--- START ---

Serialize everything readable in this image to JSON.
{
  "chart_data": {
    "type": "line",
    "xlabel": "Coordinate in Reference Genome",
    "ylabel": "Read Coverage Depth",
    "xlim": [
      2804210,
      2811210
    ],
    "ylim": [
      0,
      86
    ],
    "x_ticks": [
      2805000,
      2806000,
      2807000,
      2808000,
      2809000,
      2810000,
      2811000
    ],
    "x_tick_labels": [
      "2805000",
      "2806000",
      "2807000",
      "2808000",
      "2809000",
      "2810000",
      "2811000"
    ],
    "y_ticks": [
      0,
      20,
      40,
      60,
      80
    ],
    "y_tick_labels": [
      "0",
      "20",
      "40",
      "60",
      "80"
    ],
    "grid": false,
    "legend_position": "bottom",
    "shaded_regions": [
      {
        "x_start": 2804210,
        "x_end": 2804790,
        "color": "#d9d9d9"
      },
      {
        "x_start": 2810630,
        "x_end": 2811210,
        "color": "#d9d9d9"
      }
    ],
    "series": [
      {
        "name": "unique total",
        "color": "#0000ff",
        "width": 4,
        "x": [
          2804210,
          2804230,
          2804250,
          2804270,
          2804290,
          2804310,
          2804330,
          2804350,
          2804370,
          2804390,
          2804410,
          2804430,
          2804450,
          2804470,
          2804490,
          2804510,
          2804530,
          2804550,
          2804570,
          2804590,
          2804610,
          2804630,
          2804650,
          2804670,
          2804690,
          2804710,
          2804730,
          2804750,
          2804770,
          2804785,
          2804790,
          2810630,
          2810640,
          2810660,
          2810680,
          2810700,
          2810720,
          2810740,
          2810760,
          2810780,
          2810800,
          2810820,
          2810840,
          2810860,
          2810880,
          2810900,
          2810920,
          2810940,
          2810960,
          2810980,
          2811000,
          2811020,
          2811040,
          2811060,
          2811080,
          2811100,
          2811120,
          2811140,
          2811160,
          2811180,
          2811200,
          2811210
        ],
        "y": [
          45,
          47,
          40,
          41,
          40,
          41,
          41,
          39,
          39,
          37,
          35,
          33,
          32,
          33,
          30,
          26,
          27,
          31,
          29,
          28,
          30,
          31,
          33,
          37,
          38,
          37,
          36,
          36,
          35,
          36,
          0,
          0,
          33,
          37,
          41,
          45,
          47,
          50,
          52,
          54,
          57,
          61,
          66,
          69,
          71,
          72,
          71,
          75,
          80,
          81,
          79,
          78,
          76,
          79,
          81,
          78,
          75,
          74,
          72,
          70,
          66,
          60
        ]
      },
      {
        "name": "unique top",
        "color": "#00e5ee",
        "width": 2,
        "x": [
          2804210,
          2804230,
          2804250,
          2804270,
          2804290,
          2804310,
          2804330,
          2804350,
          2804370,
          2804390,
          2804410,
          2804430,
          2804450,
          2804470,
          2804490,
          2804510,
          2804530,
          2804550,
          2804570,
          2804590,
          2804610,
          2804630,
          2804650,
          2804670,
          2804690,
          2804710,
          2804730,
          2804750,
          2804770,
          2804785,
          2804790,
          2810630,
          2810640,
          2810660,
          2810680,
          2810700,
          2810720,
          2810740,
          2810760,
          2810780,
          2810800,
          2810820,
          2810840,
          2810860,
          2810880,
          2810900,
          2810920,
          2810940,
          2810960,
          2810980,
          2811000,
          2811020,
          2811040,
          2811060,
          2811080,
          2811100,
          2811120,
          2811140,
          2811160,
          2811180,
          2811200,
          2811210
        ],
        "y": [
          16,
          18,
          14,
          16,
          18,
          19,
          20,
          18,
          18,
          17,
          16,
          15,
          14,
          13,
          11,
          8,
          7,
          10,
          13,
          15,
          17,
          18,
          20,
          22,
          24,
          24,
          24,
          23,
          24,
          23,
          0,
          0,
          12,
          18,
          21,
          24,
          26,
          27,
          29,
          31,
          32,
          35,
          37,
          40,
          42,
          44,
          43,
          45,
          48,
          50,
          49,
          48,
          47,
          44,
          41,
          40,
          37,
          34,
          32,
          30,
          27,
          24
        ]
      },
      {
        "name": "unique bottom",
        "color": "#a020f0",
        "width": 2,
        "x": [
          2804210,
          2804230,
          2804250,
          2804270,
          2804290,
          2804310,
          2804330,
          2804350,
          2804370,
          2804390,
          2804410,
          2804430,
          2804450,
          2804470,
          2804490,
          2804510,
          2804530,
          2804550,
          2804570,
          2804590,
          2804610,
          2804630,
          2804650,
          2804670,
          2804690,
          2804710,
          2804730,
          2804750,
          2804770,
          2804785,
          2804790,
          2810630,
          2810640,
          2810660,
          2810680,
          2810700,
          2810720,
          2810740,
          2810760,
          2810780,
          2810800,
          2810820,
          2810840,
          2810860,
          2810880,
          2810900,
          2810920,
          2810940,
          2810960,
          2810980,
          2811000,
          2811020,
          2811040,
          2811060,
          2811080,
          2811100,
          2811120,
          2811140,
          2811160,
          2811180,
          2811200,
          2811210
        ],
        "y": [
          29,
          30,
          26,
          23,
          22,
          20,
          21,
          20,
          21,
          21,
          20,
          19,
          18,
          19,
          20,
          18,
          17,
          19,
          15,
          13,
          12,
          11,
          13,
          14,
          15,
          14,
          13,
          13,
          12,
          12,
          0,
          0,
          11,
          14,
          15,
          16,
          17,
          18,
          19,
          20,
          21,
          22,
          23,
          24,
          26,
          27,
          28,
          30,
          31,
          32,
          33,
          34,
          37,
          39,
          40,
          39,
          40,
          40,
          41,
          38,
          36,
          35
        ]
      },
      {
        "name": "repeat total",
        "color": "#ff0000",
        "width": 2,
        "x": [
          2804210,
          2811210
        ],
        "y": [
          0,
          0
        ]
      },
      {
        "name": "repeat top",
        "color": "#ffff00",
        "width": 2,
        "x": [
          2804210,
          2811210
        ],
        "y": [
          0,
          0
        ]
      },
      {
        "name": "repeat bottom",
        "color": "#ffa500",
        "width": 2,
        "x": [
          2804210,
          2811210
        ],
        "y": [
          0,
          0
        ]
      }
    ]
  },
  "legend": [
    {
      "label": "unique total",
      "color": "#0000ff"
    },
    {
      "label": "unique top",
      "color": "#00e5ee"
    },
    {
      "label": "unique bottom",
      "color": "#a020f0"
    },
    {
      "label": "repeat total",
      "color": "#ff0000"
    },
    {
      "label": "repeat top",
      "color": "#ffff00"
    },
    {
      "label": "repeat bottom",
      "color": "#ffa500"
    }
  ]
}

--- END ---

= ASSIGNED TASK =
Reproduce the material above exactly; please quote every line of it.

= SOLUTION FOR THIS EXERCISE =
Serialize everything readable in this image to JSON.
{
  "chart_data": {
    "type": "line",
    "xlabel": "Coordinate in Reference Genome",
    "ylabel": "Read Coverage Depth",
    "xlim": [
      2804210,
      2811210
    ],
    "ylim": [
      0,
      86
    ],
    "x_ticks": [
      2805000,
      2806000,
      2807000,
      2808000,
      2809000,
      2810000,
      2811000
    ],
    "x_tick_labels": [
      "2805000",
      "2806000",
      "2807000",
      "2808000",
      "2809000",
      "2810000",
      "2811000"
    ],
    "y_ticks": [
      0,
      20,
      40,
      60,
      80
    ],
    "y_tick_labels": [
      "0",
      "20",
      "40",
      "60",
      "80"
    ],
    "grid": false,
    "legend_position": "bottom",
    "shaded_regions": [
      {
        "x_start": 2804210,
        "x_end": 2804790,
        "color": "#d9d9d9"
      },
      {
        "x_start": 2810630,
        "x_end": 2811210,
        "color": "#d9d9d9"
      }
    ],
    "series": [
      {
        "name": "unique total",
        "color": "#0000ff",
        "width": 4,
        "x": [
          2804210,
          2804230,
          2804250,
          2804270,
          2804290,
          2804310,
          2804330,
          2804350,
          2804370,
          2804390,
          2804410,
          2804430,
          2804450,
          2804470,
          2804490,
          2804510,
          2804530,
          2804550,
          2804570,
          2804590,
          2804610,
          2804630,
          2804650,
          2804670,
          2804690,
          2804710,
          2804730,
          2804750,
          2804770,
          2804785,
          2804790,
          2810630,
          2810640,
          2810660,
          2810680,
          2810700,
          2810720,
          2810740,
          2810760,
          2810780,
          2810800,
          2810820,
          2810840,
          2810860,
          2810880,
          2810900,
          2810920,
          2810940,
          2810960,
          2810980,
          2811000,
          2811020,
          2811040,
          2811060,
          2811080,
          2811100,
          2811120,
          2811140,
          2811160,
          2811180,
          2811200,
          2811210
        ],
        "y": [
          45,
          47,
          40,
          41,
          40,
          41,
          41,
          39,
          39,
          37,
          35,
          33,
          32,
          33,
          30,
          26,
          27,
          31,
          29,
          28,
          30,
          31,
          33,
          37,
          38,
          37,
          36,
          36,
          35,
          36,
          0,
          0,
          33,
          37,
          41,
          45,
          47,
          50,
          52,
          54,
          57,
          61,
          66,
          69,
          71,
          72,
          71,
          75,
          80,
          81,
          79,
          78,
          76,
          79,
          81,
          78,
          75,
          74,
          72,
          70,
          66,
          60
        ]
      },
      {
        "name": "unique top",
        "color": "#00e5ee",
        "width": 2,
        "x": [
          2804210,
          2804230,
          2804250,
          2804270,
          2804290,
          2804310,
          2804330,
          2804350,
          2804370,
          2804390,
          2804410,
          2804430,
          2804450,
          2804470,
          2804490,
          2804510,
          2804530,
          2804550,
          2804570,
          2804590,
          2804610,
          2804630,
          2804650,
          2804670,
          2804690,
          2804710,
          2804730,
          2804750,
          2804770,
          2804785,
          2804790,
          2810630,
          2810640,
          2810660,
          2810680,
          2810700,
          2810720,
          2810740,
          2810760,
          2810780,
          2810800,
          2810820,
          2810840,
          2810860,
          2810880,
          2810900,
          2810920,
          2810940,
          2810960,
          2810980,
          2811000,
          2811020,
          2811040,
          2811060,
          2811080,
          2811100,
          2811120,
          2811140,
          2811160,
          2811180,
          2811200,
          2811210
        ],
        "y": [
          16,
          18,
          14,
          16,
          18,
          19,
          20,
          18,
          18,
          17,
          16,
          15,
          14,
          13,
          11,
          8,
          7,
          10,
          13,
          15,
          17,
          18,
          20,
          22,
          24,
          24,
          24,
          23,
          24,
          23,
          0,
          0,
          12,
          18,
          21,
          24,
          26,
          27,
          29,
          31,
          32,
          35,
          37,
          40,
          42,
          44,
          43,
          45,
          48,
          50,
          49,
          48,
          47,
          44,
          41,
          40,
          37,
          34,
          32,
          30,
          27,
          24
        ]
      },
      {
        "name": "unique bottom",
        "color": "#a020f0",
        "width": 2,
        "x": [
          2804210,
          2804230,
          2804250,
          2804270,
          2804290,
          2804310,
          2804330,
          2804350,
          2804370,
          2804390,
          2804410,
          2804430,
          2804450,
          2804470,
          2804490,
          2804510,
          2804530,
          2804550,
          2804570,
          2804590,
          2804610,
          2804630,
          2804650,
          2804670,
          2804690,
          2804710,
          2804730,
          2804750,
          2804770,
          2804785,
          2804790,
          2810630,
          2810640,
          2810660,
          2810680,
          2810700,
          2810720,
          2810740,
          2810760,
          2810780,
          2810800,
          2810820,
          2810840,
          2810860,
          2810880,
          2810900,
          2810920,
          2810940,
          2810960,
          2810980,
          2811000,
          2811020,
          2811040,
          2811060,
          2811080,
          2811100,
          2811120,
          2811140,
          2811160,
          2811180,
          2811200,
          2811210
        ],
        "y": [
          29,
          30,
          26,
          23,
          22,
          20,
          21,
          20,
          21,
          21,
          20,
          19,
          18,
          19,
          20,
          18,
          17,
          19,
          15,
          13,
          12,
          11,
          13,
          14,
          15,
          14,
          13,
          13,
          12,
          12,
          0,
          0,
          11,
          14,
          15,
          16,
          17,
          18,
          19,
          20,
          21,
          22,
          23,
          24,
          26,
          27,
          28,
          30,
          31,
          32,
          33,
          34,
          37,
          39,
          40,
          39,
          40,
          40,
          41,
          38,
          36,
          35
        ]
      },
      {
        "name": "repeat total",
        "color": "#ff0000",
        "width": 2,
        "x": [
          2804210,
          2811210
        ],
        "y": [
          0,
          0
        ]
      },
      {
        "name": "repeat top",
        "color": "#ffff00",
        "width": 2,
        "x": [
          2804210,
          2811210
        ],
        "y": [
          0,
          0
        ]
      },
      {
        "name": "repeat bottom",
        "color": "#ffa500",
        "width": 2,
        "x": [
          2804210,
          2811210
        ],
        "y": [
          0,
          0
        ]
      }
    ]
  },
  "legend": [
    {
      "label": "unique total",
      "color": "#0000ff"
    },
    {
      "label": "unique top",
      "color": "#00e5ee"
    },
    {
      "label": "unique bottom",
      "color": "#a020f0"
    },
    {
      "label": "repeat total",
      "color": "#ff0000"
    },
    {
      "label": "repeat top",
      "color": "#ffff00"
    },
    {
      "label": "repeat bottom",
      "color": "#ffa500"
    }
  ]
}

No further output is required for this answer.